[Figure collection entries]
* Begin *

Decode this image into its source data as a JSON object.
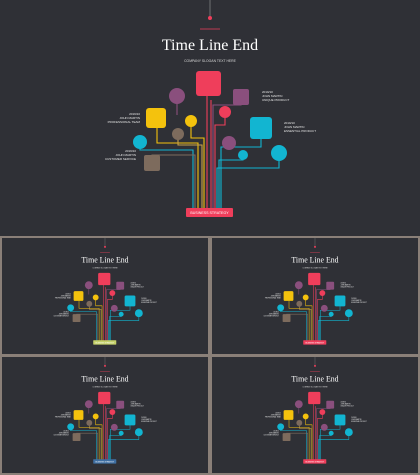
{
  "slide": {
    "title": "Time Line End",
    "subtitle": "COMPANY SLOGAN TEXT HERE",
    "footer_label": "BUSINESS STRATEGY",
    "annotations": [
      {
        "year": "2019/10",
        "name": "JOHN MARTIN",
        "desc": "PROFESSIONAL TEAM"
      },
      {
        "year": "2019/10",
        "name": "JOHN MARTIN",
        "desc": "CUSTOMER SERVICE"
      },
      {
        "year": "2019/10",
        "name": "JOHN MARTIN",
        "desc": "UNIQUE PRODUCT"
      },
      {
        "year": "2019/10",
        "name": "JOHN MARTIN",
        "desc": "ESSENTIAL PRODUCT"
      }
    ]
  },
  "colors": {
    "background": "#2f3036",
    "red": "#ef3e5b",
    "purple": "#8a4f7d",
    "yellow": "#f4c20d",
    "brown": "#7d6b5d",
    "cyan": "#12b5d1",
    "footer_variants": [
      "#ef3e5b",
      "#c5d16a",
      "#ef3e5b",
      "#3f6fa3",
      "#ef3e5b"
    ]
  }
}
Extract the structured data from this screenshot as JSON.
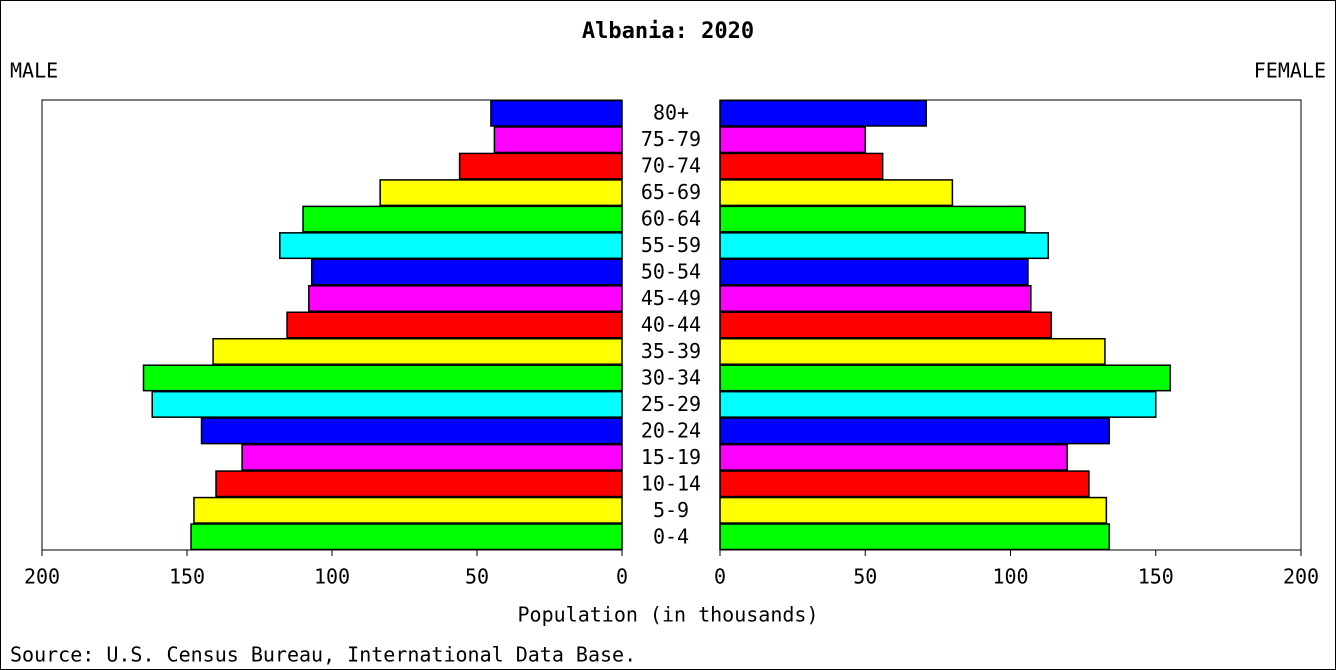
{
  "chart_data": {
    "type": "pyramid",
    "title": "Albania: 2020",
    "categories": [
      "0-4",
      "5-9",
      "10-14",
      "15-19",
      "20-24",
      "25-29",
      "30-34",
      "35-39",
      "40-44",
      "45-49",
      "50-54",
      "55-59",
      "60-64",
      "65-69",
      "70-74",
      "75-79",
      "80+"
    ],
    "bar_colors": [
      "#00ff00",
      "#ffff00",
      "#ff0000",
      "#ff00ff",
      "#0000ff",
      "#00ffff",
      "#00ff00",
      "#ffff00",
      "#ff0000",
      "#ff00ff",
      "#0000ff",
      "#00ffff",
      "#00ff00",
      "#ffff00",
      "#ff0000",
      "#ff00ff",
      "#0000ff"
    ],
    "series": [
      {
        "name": "MALE",
        "values": [
          148.6,
          147.6,
          140,
          131,
          145,
          162,
          165,
          141,
          115.5,
          108,
          107,
          118,
          110,
          83.4,
          56,
          44,
          45.2
        ]
      },
      {
        "name": "FEMALE",
        "values": [
          134,
          133,
          127,
          119.5,
          134,
          150,
          155,
          132.5,
          114,
          107,
          106,
          113,
          105,
          80,
          56,
          50,
          71
        ]
      }
    ],
    "xlim": [
      0,
      200
    ],
    "xticks": [
      0,
      50,
      100,
      150,
      200
    ],
    "xlabel": "Population (in thousands)",
    "source": "Source: U.S. Census Bureau, International Data Base."
  }
}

* End *

→ Given instruction:
Restate each entry word for word, leaving out any pictures.

→ Final result:
Decode this image into its source data as a JSON object.
{
  "slide": {
    "title": "Time Line End",
    "subtitle": "COMPANY SLOGAN TEXT HERE",
    "footer_label": "BUSINESS STRATEGY",
    "annotations": [
      {
        "year": "2019/10",
        "name": "JOHN MARTIN",
        "desc": "PROFESSIONAL TEAM"
      },
      {
        "year": "2019/10",
        "name": "JOHN MARTIN",
        "desc": "CUSTOMER SERVICE"
      },
      {
        "year": "2019/10",
        "name": "JOHN MARTIN",
        "desc": "UNIQUE PRODUCT"
      },
      {
        "year": "2019/10",
        "name": "JOHN MARTIN",
        "desc": "ESSENTIAL PRODUCT"
      }
    ]
  },
  "colors": {
    "background": "#2f3036",
    "red": "#ef3e5b",
    "purple": "#8a4f7d",
    "yellow": "#f4c20d",
    "brown": "#7d6b5d",
    "cyan": "#12b5d1",
    "footer_variants": [
      "#ef3e5b",
      "#c5d16a",
      "#ef3e5b",
      "#3f6fa3",
      "#ef3e5b"
    ]
  }
}
Extract the structured data from this screenshot as JSON.
{
  "chart_data": {
    "type": "pyramid",
    "title": "Albania: 2020",
    "categories": [
      "0-4",
      "5-9",
      "10-14",
      "15-19",
      "20-24",
      "25-29",
      "30-34",
      "35-39",
      "40-44",
      "45-49",
      "50-54",
      "55-59",
      "60-64",
      "65-69",
      "70-74",
      "75-79",
      "80+"
    ],
    "bar_colors": [
      "#00ff00",
      "#ffff00",
      "#ff0000",
      "#ff00ff",
      "#0000ff",
      "#00ffff",
      "#00ff00",
      "#ffff00",
      "#ff0000",
      "#ff00ff",
      "#0000ff",
      "#00ffff",
      "#00ff00",
      "#ffff00",
      "#ff0000",
      "#ff00ff",
      "#0000ff"
    ],
    "series": [
      {
        "name": "MALE",
        "values": [
          148.6,
          147.6,
          140,
          131,
          145,
          162,
          165,
          141,
          115.5,
          108,
          107,
          118,
          110,
          83.4,
          56,
          44,
          45.2
        ]
      },
      {
        "name": "FEMALE",
        "values": [
          134,
          133,
          127,
          119.5,
          134,
          150,
          155,
          132.5,
          114,
          107,
          106,
          113,
          105,
          80,
          56,
          50,
          71
        ]
      }
    ],
    "xlim": [
      0,
      200
    ],
    "xticks": [
      0,
      50,
      100,
      150,
      200
    ],
    "xlabel": "Population (in thousands)",
    "source": "Source: U.S. Census Bureau, International Data Base."
  }
}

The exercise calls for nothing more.